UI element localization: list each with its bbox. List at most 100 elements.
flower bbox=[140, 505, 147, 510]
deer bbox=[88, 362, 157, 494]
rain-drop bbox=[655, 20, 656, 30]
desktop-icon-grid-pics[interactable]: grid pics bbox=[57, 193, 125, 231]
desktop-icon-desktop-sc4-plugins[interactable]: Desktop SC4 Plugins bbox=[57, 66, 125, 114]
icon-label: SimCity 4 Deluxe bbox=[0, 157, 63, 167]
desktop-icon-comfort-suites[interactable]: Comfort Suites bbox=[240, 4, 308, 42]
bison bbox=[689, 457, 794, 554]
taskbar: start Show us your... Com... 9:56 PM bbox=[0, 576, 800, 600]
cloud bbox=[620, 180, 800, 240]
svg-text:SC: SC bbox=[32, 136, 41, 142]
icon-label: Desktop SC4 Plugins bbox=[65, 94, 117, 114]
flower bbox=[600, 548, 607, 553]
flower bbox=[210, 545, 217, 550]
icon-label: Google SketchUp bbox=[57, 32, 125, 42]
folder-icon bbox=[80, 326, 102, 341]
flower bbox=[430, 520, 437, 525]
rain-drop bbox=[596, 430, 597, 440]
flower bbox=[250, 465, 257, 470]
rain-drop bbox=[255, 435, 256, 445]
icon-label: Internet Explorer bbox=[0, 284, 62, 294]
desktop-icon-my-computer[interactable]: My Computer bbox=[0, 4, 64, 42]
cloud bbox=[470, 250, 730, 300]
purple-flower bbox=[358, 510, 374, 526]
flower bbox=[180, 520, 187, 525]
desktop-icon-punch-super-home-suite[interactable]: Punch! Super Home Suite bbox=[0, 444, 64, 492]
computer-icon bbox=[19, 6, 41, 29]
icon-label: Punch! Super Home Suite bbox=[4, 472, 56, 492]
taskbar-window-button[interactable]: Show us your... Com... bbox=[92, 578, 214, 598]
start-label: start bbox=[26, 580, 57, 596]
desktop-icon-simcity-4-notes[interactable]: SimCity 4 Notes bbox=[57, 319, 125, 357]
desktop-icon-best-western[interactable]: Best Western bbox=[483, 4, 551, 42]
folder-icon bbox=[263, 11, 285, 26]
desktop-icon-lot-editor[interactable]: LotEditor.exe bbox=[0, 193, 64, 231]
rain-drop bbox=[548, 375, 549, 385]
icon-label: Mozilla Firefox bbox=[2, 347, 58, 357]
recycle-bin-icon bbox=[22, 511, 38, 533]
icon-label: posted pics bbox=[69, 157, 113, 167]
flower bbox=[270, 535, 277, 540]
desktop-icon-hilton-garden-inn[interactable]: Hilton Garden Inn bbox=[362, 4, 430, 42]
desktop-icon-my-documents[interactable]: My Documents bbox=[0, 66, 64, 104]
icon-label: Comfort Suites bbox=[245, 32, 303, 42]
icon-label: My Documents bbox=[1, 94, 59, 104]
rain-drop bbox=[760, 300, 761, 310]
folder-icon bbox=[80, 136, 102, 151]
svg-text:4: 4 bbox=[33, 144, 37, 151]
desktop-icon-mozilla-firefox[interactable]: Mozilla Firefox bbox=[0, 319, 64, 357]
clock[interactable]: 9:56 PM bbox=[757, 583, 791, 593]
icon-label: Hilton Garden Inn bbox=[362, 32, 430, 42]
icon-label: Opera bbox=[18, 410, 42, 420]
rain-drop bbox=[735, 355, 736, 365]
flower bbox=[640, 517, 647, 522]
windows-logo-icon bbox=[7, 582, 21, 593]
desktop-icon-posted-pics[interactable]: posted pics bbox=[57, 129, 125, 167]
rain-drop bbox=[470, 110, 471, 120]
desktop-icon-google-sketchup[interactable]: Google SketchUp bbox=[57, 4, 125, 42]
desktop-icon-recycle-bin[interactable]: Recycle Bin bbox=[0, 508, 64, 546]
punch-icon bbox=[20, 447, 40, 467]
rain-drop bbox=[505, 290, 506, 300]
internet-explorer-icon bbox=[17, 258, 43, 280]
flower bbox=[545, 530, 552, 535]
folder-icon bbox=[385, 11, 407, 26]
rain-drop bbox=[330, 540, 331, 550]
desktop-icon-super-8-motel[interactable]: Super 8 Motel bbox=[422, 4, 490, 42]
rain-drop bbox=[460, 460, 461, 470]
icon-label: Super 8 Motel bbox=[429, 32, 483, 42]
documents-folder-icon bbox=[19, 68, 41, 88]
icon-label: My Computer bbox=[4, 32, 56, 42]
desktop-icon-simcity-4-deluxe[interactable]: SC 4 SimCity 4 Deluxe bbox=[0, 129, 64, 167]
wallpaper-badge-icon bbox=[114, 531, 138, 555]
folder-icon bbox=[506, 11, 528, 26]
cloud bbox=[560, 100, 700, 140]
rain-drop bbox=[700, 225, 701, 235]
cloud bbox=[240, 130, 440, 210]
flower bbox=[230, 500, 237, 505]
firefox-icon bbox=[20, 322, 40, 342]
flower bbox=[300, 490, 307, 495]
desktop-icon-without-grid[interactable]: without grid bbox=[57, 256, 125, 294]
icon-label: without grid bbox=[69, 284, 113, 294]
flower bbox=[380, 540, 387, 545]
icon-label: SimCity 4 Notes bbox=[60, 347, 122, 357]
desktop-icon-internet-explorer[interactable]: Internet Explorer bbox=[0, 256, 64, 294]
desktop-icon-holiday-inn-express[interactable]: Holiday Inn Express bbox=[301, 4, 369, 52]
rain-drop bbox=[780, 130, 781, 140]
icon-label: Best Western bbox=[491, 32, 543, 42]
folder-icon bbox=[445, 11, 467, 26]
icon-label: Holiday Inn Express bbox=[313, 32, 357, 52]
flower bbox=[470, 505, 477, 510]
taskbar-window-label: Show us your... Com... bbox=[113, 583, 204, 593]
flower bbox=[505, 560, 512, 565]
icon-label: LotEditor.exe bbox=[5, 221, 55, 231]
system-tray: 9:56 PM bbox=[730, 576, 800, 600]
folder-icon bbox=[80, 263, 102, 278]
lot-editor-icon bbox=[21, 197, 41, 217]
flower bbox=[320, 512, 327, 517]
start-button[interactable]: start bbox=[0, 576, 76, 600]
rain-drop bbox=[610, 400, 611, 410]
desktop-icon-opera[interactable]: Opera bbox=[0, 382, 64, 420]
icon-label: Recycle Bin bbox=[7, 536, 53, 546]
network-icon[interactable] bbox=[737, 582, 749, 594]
——————————
• **CHALLENGE**: Update the part of the listing that runs from its first line through the line containing "icon-label: Punch! Super", changing "cloud" to "storm-cloud" and leaving everything else unchanged.

• **EXERCISE RESULT**:
UI element localization: list each with its bbox. List at most 100 elements.
flower bbox=[140, 505, 147, 510]
deer bbox=[88, 362, 157, 494]
rain-drop bbox=[655, 20, 656, 30]
desktop-icon-grid-pics[interactable]: grid pics bbox=[57, 193, 125, 231]
desktop-icon-desktop-sc4-plugins[interactable]: Desktop SC4 Plugins bbox=[57, 66, 125, 114]
icon-label: SimCity 4 Deluxe bbox=[0, 157, 63, 167]
desktop-icon-comfort-suites[interactable]: Comfort Suites bbox=[240, 4, 308, 42]
bison bbox=[689, 457, 794, 554]
taskbar: start Show us your... Com... 9:56 PM bbox=[0, 576, 800, 600]
storm-cloud bbox=[620, 180, 800, 240]
svg-text:SC: SC bbox=[32, 136, 41, 142]
icon-label: Desktop SC4 Plugins bbox=[65, 94, 117, 114]
flower bbox=[600, 548, 607, 553]
flower bbox=[210, 545, 217, 550]
icon-label: Google SketchUp bbox=[57, 32, 125, 42]
folder-icon bbox=[80, 326, 102, 341]
flower bbox=[430, 520, 437, 525]
rain-drop bbox=[596, 430, 597, 440]
flower bbox=[250, 465, 257, 470]
rain-drop bbox=[255, 435, 256, 445]
icon-label: Internet Explorer bbox=[0, 284, 62, 294]
desktop-icon-my-computer[interactable]: My Computer bbox=[0, 4, 64, 42]
storm-cloud bbox=[470, 250, 730, 300]
purple-flower bbox=[358, 510, 374, 526]
flower bbox=[180, 520, 187, 525]
desktop-icon-punch-super-home-suite[interactable]: Punch! Super Home Suite bbox=[0, 444, 64, 492]
computer-icon bbox=[19, 6, 41, 29]
icon-label: Punch! Super Home Suite bbox=[4, 472, 56, 492]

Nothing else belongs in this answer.